** begin Records supplied **

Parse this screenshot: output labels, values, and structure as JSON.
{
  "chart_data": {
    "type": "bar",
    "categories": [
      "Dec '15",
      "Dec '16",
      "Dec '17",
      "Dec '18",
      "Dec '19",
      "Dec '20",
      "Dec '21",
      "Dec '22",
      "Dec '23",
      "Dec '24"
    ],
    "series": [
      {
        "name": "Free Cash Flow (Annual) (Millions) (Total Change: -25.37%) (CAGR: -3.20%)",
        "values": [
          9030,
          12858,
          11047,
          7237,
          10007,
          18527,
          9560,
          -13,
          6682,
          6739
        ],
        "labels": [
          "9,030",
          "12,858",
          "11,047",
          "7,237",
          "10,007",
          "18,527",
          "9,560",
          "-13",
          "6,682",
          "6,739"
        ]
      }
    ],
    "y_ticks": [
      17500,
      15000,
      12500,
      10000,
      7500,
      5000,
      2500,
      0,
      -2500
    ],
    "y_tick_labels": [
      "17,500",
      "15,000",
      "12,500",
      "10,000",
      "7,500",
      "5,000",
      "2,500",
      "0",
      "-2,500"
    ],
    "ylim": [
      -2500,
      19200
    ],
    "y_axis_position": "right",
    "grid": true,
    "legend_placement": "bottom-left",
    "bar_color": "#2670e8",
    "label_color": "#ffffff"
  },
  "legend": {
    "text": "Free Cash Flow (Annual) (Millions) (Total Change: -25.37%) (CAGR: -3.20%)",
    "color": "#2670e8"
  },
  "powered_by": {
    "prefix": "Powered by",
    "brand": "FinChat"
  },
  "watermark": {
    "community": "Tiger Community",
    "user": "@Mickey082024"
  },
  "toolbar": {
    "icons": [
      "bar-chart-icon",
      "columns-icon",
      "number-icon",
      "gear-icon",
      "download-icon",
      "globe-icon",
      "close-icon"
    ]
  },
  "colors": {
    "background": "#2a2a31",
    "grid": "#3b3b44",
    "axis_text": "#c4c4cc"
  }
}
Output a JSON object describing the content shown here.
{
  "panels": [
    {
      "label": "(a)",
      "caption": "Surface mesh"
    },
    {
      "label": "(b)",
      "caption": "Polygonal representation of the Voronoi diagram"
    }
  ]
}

** end Records supplied **

[Brief]: Nothing but the lines from the one with "Output a JSON" through the end of the data above should be repeated, each exactly as it stands.

[Final result]:
Output a JSON object describing the content shown here.
{
  "panels": [
    {
      "label": "(a)",
      "caption": "Surface mesh"
    },
    {
      "label": "(b)",
      "caption": "Polygonal representation of the Voronoi diagram"
    }
  ]
}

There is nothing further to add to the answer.